[What is asked]: Your task is to repeat the entries exactly. Leave the pictures out.

[Items]:
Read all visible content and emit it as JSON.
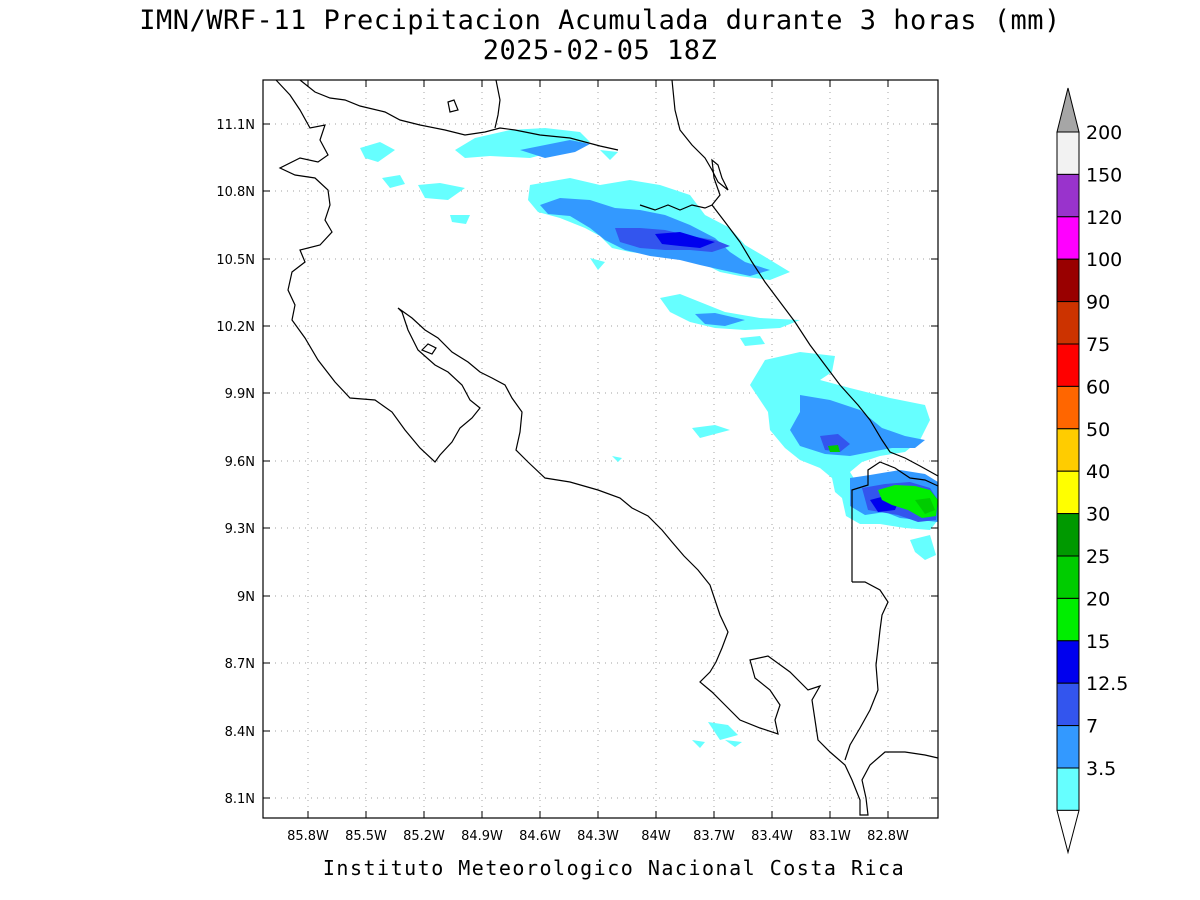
{
  "title": {
    "line1": "IMN/WRF-11 Precipitacion Acumulada durante 3 horas (mm)",
    "line2": "2025-02-05 18Z"
  },
  "footer": "Instituto Meteorologico Nacional Costa Rica",
  "map": {
    "type": "precipitation-contour-map",
    "grid": true,
    "lon_range": [
      -86.0,
      -82.6
    ],
    "lat_range": [
      8.0,
      11.3
    ],
    "x_tick_labels": [
      "85.8W",
      "85.5W",
      "85.2W",
      "84.9W",
      "84.6W",
      "84.3W",
      "84W",
      "83.7W",
      "83.4W",
      "83.1W",
      "82.8W"
    ],
    "y_tick_labels": [
      "11.1N",
      "10.8N",
      "10.5N",
      "10.2N",
      "9.9N",
      "9.6N",
      "9.3N",
      "9N",
      "8.7N",
      "8.4N",
      "8.1N"
    ]
  },
  "colorbar": {
    "levels": [
      "3.5",
      "7",
      "12.5",
      "15",
      "20",
      "25",
      "30",
      "40",
      "50",
      "60",
      "75",
      "90",
      "100",
      "120",
      "150",
      "200"
    ],
    "colors": [
      "#66ffff",
      "#3399ff",
      "#3355ee",
      "#0000ee",
      "#00ee00",
      "#00cc00",
      "#009900",
      "#ffff00",
      "#ffcc00",
      "#ff6600",
      "#ff0000",
      "#cc3300",
      "#990000",
      "#ff00ff",
      "#9933cc",
      "#f2f2f2"
    ],
    "top_arrow_color": "#a6a6a6",
    "bottom_arrow_color": "#ffffff"
  }
}
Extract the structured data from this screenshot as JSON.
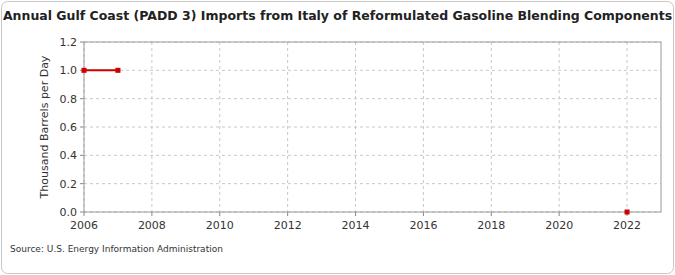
{
  "chart_data": {
    "type": "line",
    "title": "Annual Gulf Coast (PADD 3) Imports from Italy of Reformulated Gasoline Blending Components",
    "y_label": "Thousand Barrels per Day",
    "source": "Source: U.S. Energy Information Administration",
    "x": [
      2006,
      2007,
      2008,
      2009,
      2010,
      2011,
      2012,
      2013,
      2014,
      2015,
      2016,
      2017,
      2018,
      2019,
      2020,
      2021,
      2022
    ],
    "values": [
      1,
      1,
      null,
      null,
      null,
      null,
      null,
      null,
      null,
      null,
      null,
      null,
      null,
      null,
      null,
      null,
      0
    ],
    "color": "#cc0000",
    "marker": "square",
    "xlim": [
      2006,
      2023
    ],
    "xticks": [
      2006,
      2008,
      2010,
      2012,
      2014,
      2016,
      2018,
      2020,
      2022
    ],
    "ylim": [
      0,
      1.2
    ],
    "yticks": [
      {
        "value": 0,
        "label": "0.0"
      },
      0.2,
      0.4,
      0.6,
      0.8,
      {
        "value": 1,
        "label": "1.0"
      },
      1.2
    ],
    "grid": true
  }
}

[Solution to this problem]:
Read all visible content and emit it as JSON.
{
  "title": {
    "line1": "IMN/WRF-11 Precipitacion Acumulada durante 3 horas (mm)",
    "line2": "2025-02-05 18Z"
  },
  "footer": "Instituto Meteorologico Nacional Costa Rica",
  "map": {
    "type": "precipitation-contour-map",
    "grid": true,
    "lon_range": [
      -86.0,
      -82.6
    ],
    "lat_range": [
      8.0,
      11.3
    ],
    "x_tick_labels": [
      "85.8W",
      "85.5W",
      "85.2W",
      "84.9W",
      "84.6W",
      "84.3W",
      "84W",
      "83.7W",
      "83.4W",
      "83.1W",
      "82.8W"
    ],
    "y_tick_labels": [
      "11.1N",
      "10.8N",
      "10.5N",
      "10.2N",
      "9.9N",
      "9.6N",
      "9.3N",
      "9N",
      "8.7N",
      "8.4N",
      "8.1N"
    ]
  },
  "colorbar": {
    "levels": [
      "3.5",
      "7",
      "12.5",
      "15",
      "20",
      "25",
      "30",
      "40",
      "50",
      "60",
      "75",
      "90",
      "100",
      "120",
      "150",
      "200"
    ],
    "colors": [
      "#66ffff",
      "#3399ff",
      "#3355ee",
      "#0000ee",
      "#00ee00",
      "#00cc00",
      "#009900",
      "#ffff00",
      "#ffcc00",
      "#ff6600",
      "#ff0000",
      "#cc3300",
      "#990000",
      "#ff00ff",
      "#9933cc",
      "#f2f2f2"
    ],
    "top_arrow_color": "#a6a6a6",
    "bottom_arrow_color": "#ffffff"
  }
}
Extract the structured data from this screenshot as JSON.
{
  "chart_data": {
    "type": "line",
    "title": "Annual Gulf Coast (PADD 3) Imports from Italy of Reformulated Gasoline Blending Components",
    "y_label": "Thousand Barrels per Day",
    "source": "Source: U.S. Energy Information Administration",
    "x": [
      2006,
      2007,
      2008,
      2009,
      2010,
      2011,
      2012,
      2013,
      2014,
      2015,
      2016,
      2017,
      2018,
      2019,
      2020,
      2021,
      2022
    ],
    "values": [
      1,
      1,
      null,
      null,
      null,
      null,
      null,
      null,
      null,
      null,
      null,
      null,
      null,
      null,
      null,
      null,
      0
    ],
    "color": "#cc0000",
    "marker": "square",
    "xlim": [
      2006,
      2023
    ],
    "xticks": [
      2006,
      2008,
      2010,
      2012,
      2014,
      2016,
      2018,
      2020,
      2022
    ],
    "ylim": [
      0,
      1.2
    ],
    "yticks": [
      {
        "value": 0,
        "label": "0.0"
      },
      0.2,
      0.4,
      0.6,
      0.8,
      {
        "value": 1,
        "label": "1.0"
      },
      1.2
    ],
    "grid": true
  }
}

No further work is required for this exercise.